#### Records shown:
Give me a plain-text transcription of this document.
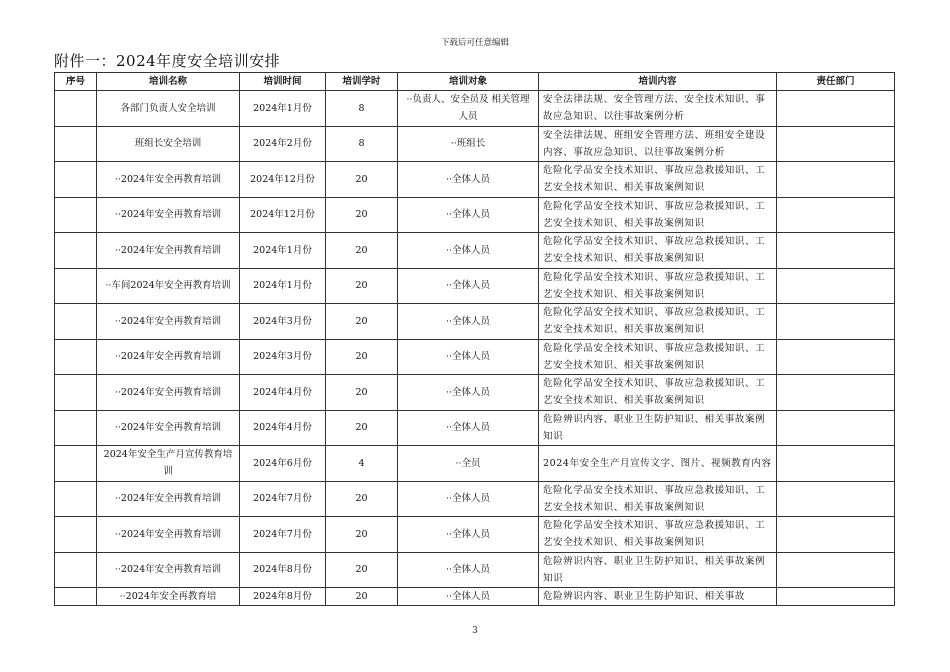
下载后可任意编辑
附件一：2024年度安全培训安排
序号	培训名称	培训时间	培训学时	培训对象	培训内容	责任部门
	各部门负责人安全培训	2024年1月份	8	··负责人、安全员及 相关管理人员	安全法律法规、安全管理方法、安全技术知识、事故应急知识、以往事故案例分析	
	班组长安全培训	2024年2月份	8	··班组长	安全法律法规、班组安全管理方法、班组安全建设内容、事故应急知识、以往事故案例分析	
	··2024年安全再教育培训	2024年12月份	20	··全体人员	危险化学品安全技术知识、事故应急救援知识、工艺安全技术知识、相关事故案例知识	
	··2024年安全再教育培训	2024年12月份	20	··全体人员	危险化学品安全技术知识、事故应急救援知识、工艺安全技术知识、相关事故案例知识	
	··2024年安全再教育培训	2024年1月份	20	··全体人员	危险化学品安全技术知识、事故应急救援知识、工艺安全技术知识、相关事故案例知识	
	··车间2024年安全再教育培训	2024年1月份	20	··全体人员	危险化学品安全技术知识、事故应急救援知识、工艺安全技术知识、相关事故案例知识	
	··2024年安全再教育培训	2024年3月份	20	··全体人员	危险化学品安全技术知识、事故应急救援知识、工艺安全技术知识、相关事故案例知识	
	··2024年安全再教育培训	2024年3月份	20	··全体人员	危险化学品安全技术知识、事故应急救援知识、工艺安全技术知识、相关事故案例知识	
	··2024年安全再教育培训	2024年4月份	20	··全体人员	危险化学品安全技术知识、事故应急救援知识、工艺安全技术知识、相关事故案例知识	
	··2024年安全再教育培训	2024年4月份	20	··全体人员	危险辨识内容、职业卫生防护知识、相关事故案例知识	
	2024年安全生产月宣传教育培训	2024年6月份	4	··全员	2024年安全生产月宣传文字、图片、视频教育内容	
	··2024年安全再教育培训	2024年7月份	20	··全体人员	危险化学品安全技术知识、事故应急救援知识、工艺安全技术知识、相关事故案例知识	
	··2024年安全再教育培训	2024年7月份	20	··全体人员	危险化学品安全技术知识、事故应急救援知识、工艺安全技术知识、相关事故案例知识	
	··2024年安全再教育培训	2024年8月份	20	··全体人员	危险辨识内容、职业卫生防护知识、相关事故案例知识	
	··2024年安全再教育培	2024年8月份	20	··全体人员	危险辨识内容、职业卫生防护知识、相关事故	
3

#### Required work:
Each record above must be returned exactly as written, with its pictures omitted.

#### Full solution:
Give me a plain-text transcription of this document.
下载后可任意编辑
附件一：2024年度安全培训安排
序号	培训名称	培训时间	培训学时	培训对象	培训内容	责任部门
	各部门负责人安全培训	2024年1月份	8	··负责人、安全员及 相关管理人员	安全法律法规、安全管理方法、安全技术知识、事故应急知识、以往事故案例分析	
	班组长安全培训	2024年2月份	8	··班组长	安全法律法规、班组安全管理方法、班组安全建设内容、事故应急知识、以往事故案例分析	
	··2024年安全再教育培训	2024年12月份	20	··全体人员	危险化学品安全技术知识、事故应急救援知识、工艺安全技术知识、相关事故案例知识	
	··2024年安全再教育培训	2024年12月份	20	··全体人员	危险化学品安全技术知识、事故应急救援知识、工艺安全技术知识、相关事故案例知识	
	··2024年安全再教育培训	2024年1月份	20	··全体人员	危险化学品安全技术知识、事故应急救援知识、工艺安全技术知识、相关事故案例知识	
	··车间2024年安全再教育培训	2024年1月份	20	··全体人员	危险化学品安全技术知识、事故应急救援知识、工艺安全技术知识、相关事故案例知识	
	··2024年安全再教育培训	2024年3月份	20	··全体人员	危险化学品安全技术知识、事故应急救援知识、工艺安全技术知识、相关事故案例知识	
	··2024年安全再教育培训	2024年3月份	20	··全体人员	危险化学品安全技术知识、事故应急救援知识、工艺安全技术知识、相关事故案例知识	
	··2024年安全再教育培训	2024年4月份	20	··全体人员	危险化学品安全技术知识、事故应急救援知识、工艺安全技术知识、相关事故案例知识	
	··2024年安全再教育培训	2024年4月份	20	··全体人员	危险辨识内容、职业卫生防护知识、相关事故案例知识	
	2024年安全生产月宣传教育培训	2024年6月份	4	··全员	2024年安全生产月宣传文字、图片、视频教育内容	
	··2024年安全再教育培训	2024年7月份	20	··全体人员	危险化学品安全技术知识、事故应急救援知识、工艺安全技术知识、相关事故案例知识	
	··2024年安全再教育培训	2024年7月份	20	··全体人员	危险化学品安全技术知识、事故应急救援知识、工艺安全技术知识、相关事故案例知识	
	··2024年安全再教育培训	2024年8月份	20	··全体人员	危险辨识内容、职业卫生防护知识、相关事故案例知识	
	··2024年安全再教育培	2024年8月份	20	··全体人员	危险辨识内容、职业卫生防护知识、相关事故	
3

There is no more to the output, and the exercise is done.